Locate the lines of the listing below that hold "пола", then copy each of them.

Data excerpts ->

○ ○ ○

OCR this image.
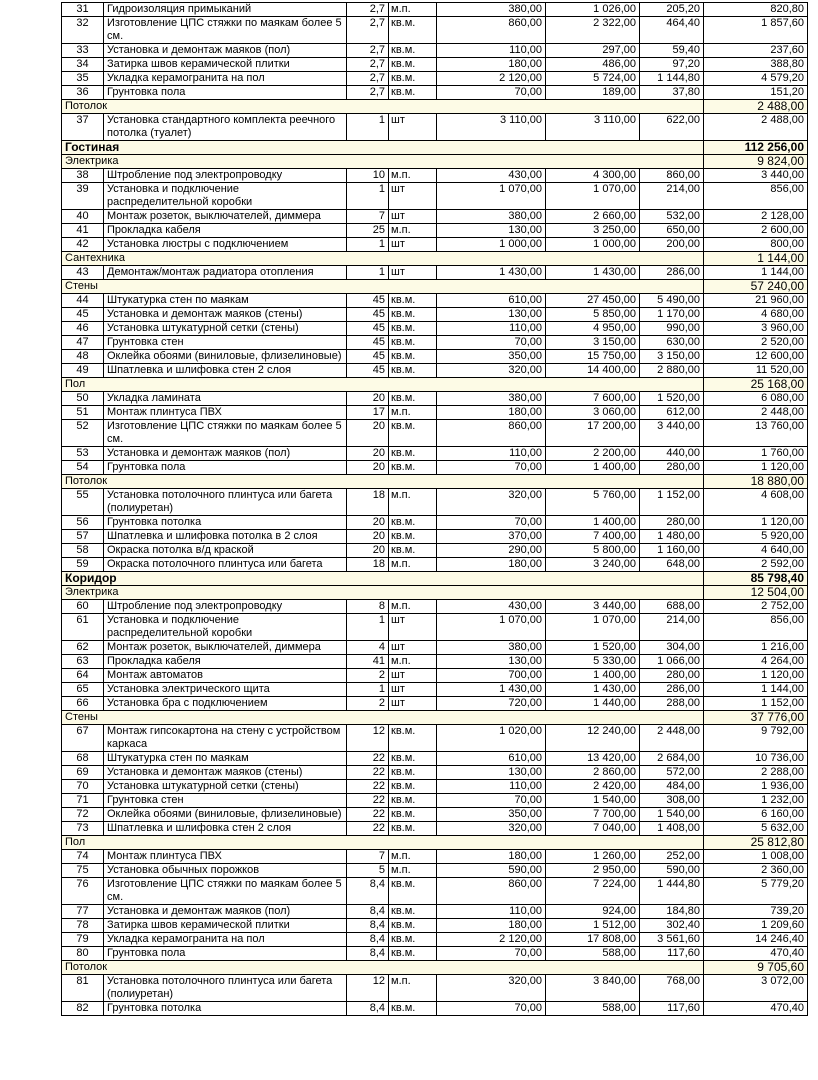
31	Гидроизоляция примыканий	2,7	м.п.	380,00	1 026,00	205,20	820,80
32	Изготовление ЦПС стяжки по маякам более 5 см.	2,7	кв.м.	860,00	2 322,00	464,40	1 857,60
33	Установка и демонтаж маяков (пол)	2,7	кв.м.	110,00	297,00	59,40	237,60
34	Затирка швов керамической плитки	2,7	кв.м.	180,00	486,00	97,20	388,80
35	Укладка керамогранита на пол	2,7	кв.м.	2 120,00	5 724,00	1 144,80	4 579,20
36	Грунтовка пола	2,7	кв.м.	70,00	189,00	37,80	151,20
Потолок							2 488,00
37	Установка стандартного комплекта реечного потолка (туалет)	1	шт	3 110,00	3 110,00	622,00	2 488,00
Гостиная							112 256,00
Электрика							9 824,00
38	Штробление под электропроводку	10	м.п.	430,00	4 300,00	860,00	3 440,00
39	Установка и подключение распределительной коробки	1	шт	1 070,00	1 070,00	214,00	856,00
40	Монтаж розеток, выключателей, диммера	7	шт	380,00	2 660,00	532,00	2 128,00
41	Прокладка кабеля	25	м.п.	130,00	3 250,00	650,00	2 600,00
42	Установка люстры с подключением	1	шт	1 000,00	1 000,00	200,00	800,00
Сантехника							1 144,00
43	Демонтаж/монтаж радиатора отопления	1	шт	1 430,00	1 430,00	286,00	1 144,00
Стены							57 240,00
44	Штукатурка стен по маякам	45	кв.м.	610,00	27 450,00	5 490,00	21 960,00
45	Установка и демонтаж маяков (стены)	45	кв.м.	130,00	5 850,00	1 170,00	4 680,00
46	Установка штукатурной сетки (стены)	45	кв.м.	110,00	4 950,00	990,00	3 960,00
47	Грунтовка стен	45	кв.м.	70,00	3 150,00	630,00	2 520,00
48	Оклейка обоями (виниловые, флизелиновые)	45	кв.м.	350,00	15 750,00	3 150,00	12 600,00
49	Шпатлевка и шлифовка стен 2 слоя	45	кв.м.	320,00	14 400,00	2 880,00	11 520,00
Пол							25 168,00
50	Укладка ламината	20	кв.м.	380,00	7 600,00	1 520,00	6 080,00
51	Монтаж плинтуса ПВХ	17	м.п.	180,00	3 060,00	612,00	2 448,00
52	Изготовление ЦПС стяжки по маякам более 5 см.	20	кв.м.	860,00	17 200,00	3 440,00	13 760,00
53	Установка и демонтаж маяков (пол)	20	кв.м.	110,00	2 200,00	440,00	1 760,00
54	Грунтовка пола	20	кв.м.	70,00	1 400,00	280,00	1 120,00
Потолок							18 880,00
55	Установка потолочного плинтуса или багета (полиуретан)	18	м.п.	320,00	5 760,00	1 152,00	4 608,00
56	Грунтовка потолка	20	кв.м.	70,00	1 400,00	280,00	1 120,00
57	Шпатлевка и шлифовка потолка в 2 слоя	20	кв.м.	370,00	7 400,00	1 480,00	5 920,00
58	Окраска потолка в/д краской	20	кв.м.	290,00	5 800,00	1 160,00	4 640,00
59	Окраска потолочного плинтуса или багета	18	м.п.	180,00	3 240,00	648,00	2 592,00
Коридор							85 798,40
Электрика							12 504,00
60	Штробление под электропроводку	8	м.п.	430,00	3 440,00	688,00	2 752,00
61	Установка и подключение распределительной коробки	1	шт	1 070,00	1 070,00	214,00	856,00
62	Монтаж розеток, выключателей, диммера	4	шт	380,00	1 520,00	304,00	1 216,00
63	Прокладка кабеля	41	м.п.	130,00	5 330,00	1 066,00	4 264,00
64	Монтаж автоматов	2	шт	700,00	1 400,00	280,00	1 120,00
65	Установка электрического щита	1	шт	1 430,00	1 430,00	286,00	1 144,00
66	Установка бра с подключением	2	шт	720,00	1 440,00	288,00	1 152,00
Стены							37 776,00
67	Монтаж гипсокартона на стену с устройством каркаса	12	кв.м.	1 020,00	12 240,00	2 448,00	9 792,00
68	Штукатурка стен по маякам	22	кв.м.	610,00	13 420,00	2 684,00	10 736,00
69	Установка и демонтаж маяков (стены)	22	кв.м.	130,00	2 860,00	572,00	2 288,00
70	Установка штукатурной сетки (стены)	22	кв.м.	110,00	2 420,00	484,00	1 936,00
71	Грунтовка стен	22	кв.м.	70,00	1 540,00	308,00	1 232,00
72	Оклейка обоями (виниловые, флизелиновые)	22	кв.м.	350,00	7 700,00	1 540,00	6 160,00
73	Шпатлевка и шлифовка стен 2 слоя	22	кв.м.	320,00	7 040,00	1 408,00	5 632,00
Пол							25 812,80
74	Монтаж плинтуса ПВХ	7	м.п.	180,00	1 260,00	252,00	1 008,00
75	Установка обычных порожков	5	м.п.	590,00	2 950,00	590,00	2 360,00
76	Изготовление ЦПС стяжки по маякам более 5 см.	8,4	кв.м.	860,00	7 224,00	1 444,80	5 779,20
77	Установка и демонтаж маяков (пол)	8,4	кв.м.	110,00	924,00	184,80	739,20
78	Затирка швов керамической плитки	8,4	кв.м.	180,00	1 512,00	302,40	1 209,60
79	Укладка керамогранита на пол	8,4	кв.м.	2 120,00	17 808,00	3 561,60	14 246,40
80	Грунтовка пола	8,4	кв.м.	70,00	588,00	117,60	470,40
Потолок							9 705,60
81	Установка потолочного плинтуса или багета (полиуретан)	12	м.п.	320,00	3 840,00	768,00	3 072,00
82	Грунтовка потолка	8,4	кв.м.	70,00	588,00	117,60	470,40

○ ○ ○

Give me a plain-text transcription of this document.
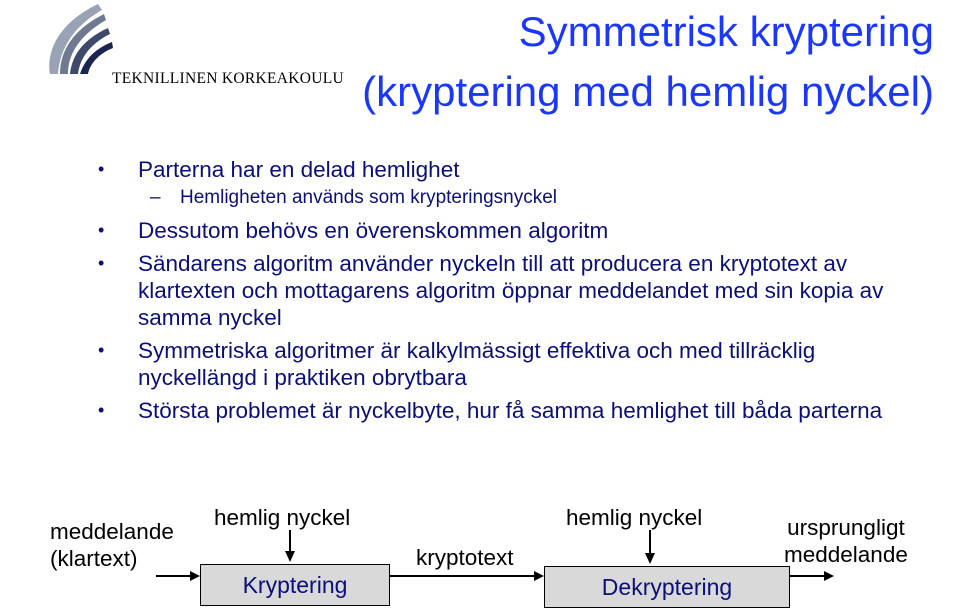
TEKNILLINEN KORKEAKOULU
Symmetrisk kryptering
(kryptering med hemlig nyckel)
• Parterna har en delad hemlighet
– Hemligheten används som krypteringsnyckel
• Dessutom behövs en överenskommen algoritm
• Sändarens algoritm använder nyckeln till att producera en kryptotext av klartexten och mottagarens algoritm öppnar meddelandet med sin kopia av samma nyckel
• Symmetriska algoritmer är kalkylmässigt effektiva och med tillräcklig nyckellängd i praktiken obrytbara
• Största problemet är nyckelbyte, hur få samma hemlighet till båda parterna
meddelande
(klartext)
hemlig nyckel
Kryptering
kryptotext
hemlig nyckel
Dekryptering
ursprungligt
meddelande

○ ○ ○

PROBLEM SOLUTION ->
36	Грунтовка пола	2,7	кв.м.	70,00	189,00	37,80	151,20
54	Грунтовка пола	20	кв.м.	70,00	1 400,00	280,00	1 120,00
80	Грунтовка пола	8,4	кв.м.	70,00	588,00	117,60	470,40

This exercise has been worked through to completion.